- Objective -
Reproduce all entries precisely as they are written.

## begin Entries provided

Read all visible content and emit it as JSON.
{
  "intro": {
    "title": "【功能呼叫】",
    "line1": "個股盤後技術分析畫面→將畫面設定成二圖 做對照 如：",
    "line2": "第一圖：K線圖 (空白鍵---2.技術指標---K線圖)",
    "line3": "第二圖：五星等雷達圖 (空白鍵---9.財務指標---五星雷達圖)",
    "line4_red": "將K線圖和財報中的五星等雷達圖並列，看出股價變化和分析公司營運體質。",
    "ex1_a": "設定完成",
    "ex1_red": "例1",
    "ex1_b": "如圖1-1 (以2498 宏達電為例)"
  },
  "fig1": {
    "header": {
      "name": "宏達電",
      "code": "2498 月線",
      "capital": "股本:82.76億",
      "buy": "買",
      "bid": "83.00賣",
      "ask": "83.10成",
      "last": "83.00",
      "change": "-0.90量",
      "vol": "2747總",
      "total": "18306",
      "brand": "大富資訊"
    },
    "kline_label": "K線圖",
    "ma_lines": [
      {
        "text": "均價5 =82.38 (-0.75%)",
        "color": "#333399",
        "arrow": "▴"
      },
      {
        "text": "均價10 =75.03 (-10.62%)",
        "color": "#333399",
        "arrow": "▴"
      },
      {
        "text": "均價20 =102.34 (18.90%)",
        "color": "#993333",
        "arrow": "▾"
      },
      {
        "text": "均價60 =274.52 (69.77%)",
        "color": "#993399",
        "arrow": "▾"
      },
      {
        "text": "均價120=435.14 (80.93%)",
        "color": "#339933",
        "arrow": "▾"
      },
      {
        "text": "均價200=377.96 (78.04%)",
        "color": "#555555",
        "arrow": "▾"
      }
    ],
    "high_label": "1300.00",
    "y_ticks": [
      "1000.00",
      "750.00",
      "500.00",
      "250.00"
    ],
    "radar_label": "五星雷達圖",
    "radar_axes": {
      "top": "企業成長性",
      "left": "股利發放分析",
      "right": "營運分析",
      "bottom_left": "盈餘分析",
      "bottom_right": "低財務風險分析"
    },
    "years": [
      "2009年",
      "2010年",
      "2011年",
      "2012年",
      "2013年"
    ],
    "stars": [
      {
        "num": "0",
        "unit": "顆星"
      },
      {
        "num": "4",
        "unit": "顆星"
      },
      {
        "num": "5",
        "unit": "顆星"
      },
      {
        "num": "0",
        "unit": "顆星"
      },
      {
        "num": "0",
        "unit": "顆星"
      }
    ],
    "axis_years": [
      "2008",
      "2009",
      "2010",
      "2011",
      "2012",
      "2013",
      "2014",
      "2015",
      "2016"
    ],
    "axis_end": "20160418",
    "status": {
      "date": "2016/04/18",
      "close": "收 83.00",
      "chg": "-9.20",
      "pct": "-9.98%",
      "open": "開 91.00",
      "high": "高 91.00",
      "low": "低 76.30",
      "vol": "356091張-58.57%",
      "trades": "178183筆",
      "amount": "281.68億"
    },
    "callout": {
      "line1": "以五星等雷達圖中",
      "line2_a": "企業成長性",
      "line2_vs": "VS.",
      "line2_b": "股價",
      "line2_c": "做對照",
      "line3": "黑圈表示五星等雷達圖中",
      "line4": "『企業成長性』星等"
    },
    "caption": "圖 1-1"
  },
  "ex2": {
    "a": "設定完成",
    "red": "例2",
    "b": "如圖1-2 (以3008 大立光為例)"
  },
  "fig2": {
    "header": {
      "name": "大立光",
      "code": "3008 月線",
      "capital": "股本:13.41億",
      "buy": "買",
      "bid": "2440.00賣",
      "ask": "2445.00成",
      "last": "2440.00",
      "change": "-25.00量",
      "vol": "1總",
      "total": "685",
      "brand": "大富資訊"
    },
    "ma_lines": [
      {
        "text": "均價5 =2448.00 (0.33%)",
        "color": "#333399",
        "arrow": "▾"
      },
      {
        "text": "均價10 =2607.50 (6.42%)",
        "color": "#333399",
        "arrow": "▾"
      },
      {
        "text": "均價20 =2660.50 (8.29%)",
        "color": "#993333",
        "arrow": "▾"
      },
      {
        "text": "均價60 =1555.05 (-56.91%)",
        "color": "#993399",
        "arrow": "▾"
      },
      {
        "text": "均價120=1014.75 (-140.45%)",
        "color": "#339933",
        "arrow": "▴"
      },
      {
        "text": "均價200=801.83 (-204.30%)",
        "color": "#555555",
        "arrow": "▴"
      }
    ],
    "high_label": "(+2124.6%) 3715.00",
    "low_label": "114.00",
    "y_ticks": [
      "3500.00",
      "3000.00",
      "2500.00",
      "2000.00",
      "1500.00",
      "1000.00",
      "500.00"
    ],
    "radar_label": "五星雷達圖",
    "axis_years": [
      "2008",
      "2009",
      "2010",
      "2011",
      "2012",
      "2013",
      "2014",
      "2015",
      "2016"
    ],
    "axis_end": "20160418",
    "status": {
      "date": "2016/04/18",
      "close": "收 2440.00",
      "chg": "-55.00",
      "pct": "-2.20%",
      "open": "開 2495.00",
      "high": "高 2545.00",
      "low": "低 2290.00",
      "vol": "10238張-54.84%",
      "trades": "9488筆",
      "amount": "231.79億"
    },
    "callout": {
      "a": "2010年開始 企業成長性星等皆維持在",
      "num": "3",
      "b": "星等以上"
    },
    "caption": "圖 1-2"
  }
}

## end Entries provided

- Solution below -
Read all visible content and emit it as JSON.
{
  "intro": {
    "title": "【功能呼叫】",
    "line1": "個股盤後技術分析畫面→將畫面設定成二圖 做對照 如：",
    "line2": "第一圖：K線圖 (空白鍵---2.技術指標---K線圖)",
    "line3": "第二圖：五星等雷達圖 (空白鍵---9.財務指標---五星雷達圖)",
    "line4_red": "將K線圖和財報中的五星等雷達圖並列，看出股價變化和分析公司營運體質。",
    "ex1_a": "設定完成",
    "ex1_red": "例1",
    "ex1_b": "如圖1-1 (以2498 宏達電為例)"
  },
  "fig1": {
    "header": {
      "name": "宏達電",
      "code": "2498 月線",
      "capital": "股本:82.76億",
      "buy": "買",
      "bid": "83.00賣",
      "ask": "83.10成",
      "last": "83.00",
      "change": "-0.90量",
      "vol": "2747總",
      "total": "18306",
      "brand": "大富資訊"
    },
    "kline_label": "K線圖",
    "ma_lines": [
      {
        "text": "均價5 =82.38 (-0.75%)",
        "color": "#333399",
        "arrow": "▴"
      },
      {
        "text": "均價10 =75.03 (-10.62%)",
        "color": "#333399",
        "arrow": "▴"
      },
      {
        "text": "均價20 =102.34 (18.90%)",
        "color": "#993333",
        "arrow": "▾"
      },
      {
        "text": "均價60 =274.52 (69.77%)",
        "color": "#993399",
        "arrow": "▾"
      },
      {
        "text": "均價120=435.14 (80.93%)",
        "color": "#339933",
        "arrow": "▾"
      },
      {
        "text": "均價200=377.96 (78.04%)",
        "color": "#555555",
        "arrow": "▾"
      }
    ],
    "high_label": "1300.00",
    "y_ticks": [
      "1000.00",
      "750.00",
      "500.00",
      "250.00"
    ],
    "radar_label": "五星雷達圖",
    "radar_axes": {
      "top": "企業成長性",
      "left": "股利發放分析",
      "right": "營運分析",
      "bottom_left": "盈餘分析",
      "bottom_right": "低財務風險分析"
    },
    "years": [
      "2009年",
      "2010年",
      "2011年",
      "2012年",
      "2013年"
    ],
    "stars": [
      {
        "num": "0",
        "unit": "顆星"
      },
      {
        "num": "4",
        "unit": "顆星"
      },
      {
        "num": "5",
        "unit": "顆星"
      },
      {
        "num": "0",
        "unit": "顆星"
      },
      {
        "num": "0",
        "unit": "顆星"
      }
    ],
    "axis_years": [
      "2008",
      "2009",
      "2010",
      "2011",
      "2012",
      "2013",
      "2014",
      "2015",
      "2016"
    ],
    "axis_end": "20160418",
    "status": {
      "date": "2016/04/18",
      "close": "收 83.00",
      "chg": "-9.20",
      "pct": "-9.98%",
      "open": "開 91.00",
      "high": "高 91.00",
      "low": "低 76.30",
      "vol": "356091張-58.57%",
      "trades": "178183筆",
      "amount": "281.68億"
    },
    "callout": {
      "line1": "以五星等雷達圖中",
      "line2_a": "企業成長性",
      "line2_vs": "VS.",
      "line2_b": "股價",
      "line2_c": "做對照",
      "line3": "黑圈表示五星等雷達圖中",
      "line4": "『企業成長性』星等"
    },
    "caption": "圖 1-1"
  },
  "ex2": {
    "a": "設定完成",
    "red": "例2",
    "b": "如圖1-2 (以3008 大立光為例)"
  },
  "fig2": {
    "header": {
      "name": "大立光",
      "code": "3008 月線",
      "capital": "股本:13.41億",
      "buy": "買",
      "bid": "2440.00賣",
      "ask": "2445.00成",
      "last": "2440.00",
      "change": "-25.00量",
      "vol": "1總",
      "total": "685",
      "brand": "大富資訊"
    },
    "ma_lines": [
      {
        "text": "均價5 =2448.00 (0.33%)",
        "color": "#333399",
        "arrow": "▾"
      },
      {
        "text": "均價10 =2607.50 (6.42%)",
        "color": "#333399",
        "arrow": "▾"
      },
      {
        "text": "均價20 =2660.50 (8.29%)",
        "color": "#993333",
        "arrow": "▾"
      },
      {
        "text": "均價60 =1555.05 (-56.91%)",
        "color": "#993399",
        "arrow": "▾"
      },
      {
        "text": "均價120=1014.75 (-140.45%)",
        "color": "#339933",
        "arrow": "▴"
      },
      {
        "text": "均價200=801.83 (-204.30%)",
        "color": "#555555",
        "arrow": "▴"
      }
    ],
    "high_label": "(+2124.6%) 3715.00",
    "low_label": "114.00",
    "y_ticks": [
      "3500.00",
      "3000.00",
      "2500.00",
      "2000.00",
      "1500.00",
      "1000.00",
      "500.00"
    ],
    "radar_label": "五星雷達圖",
    "axis_years": [
      "2008",
      "2009",
      "2010",
      "2011",
      "2012",
      "2013",
      "2014",
      "2015",
      "2016"
    ],
    "axis_end": "20160418",
    "status": {
      "date": "2016/04/18",
      "close": "收 2440.00",
      "chg": "-55.00",
      "pct": "-2.20%",
      "open": "開 2495.00",
      "high": "高 2545.00",
      "low": "低 2290.00",
      "vol": "10238張-54.84%",
      "trades": "9488筆",
      "amount": "231.79億"
    },
    "callout": {
      "a": "2010年開始 企業成長性星等皆維持在",
      "num": "3",
      "b": "星等以上"
    },
    "caption": "圖 1-2"
  }
}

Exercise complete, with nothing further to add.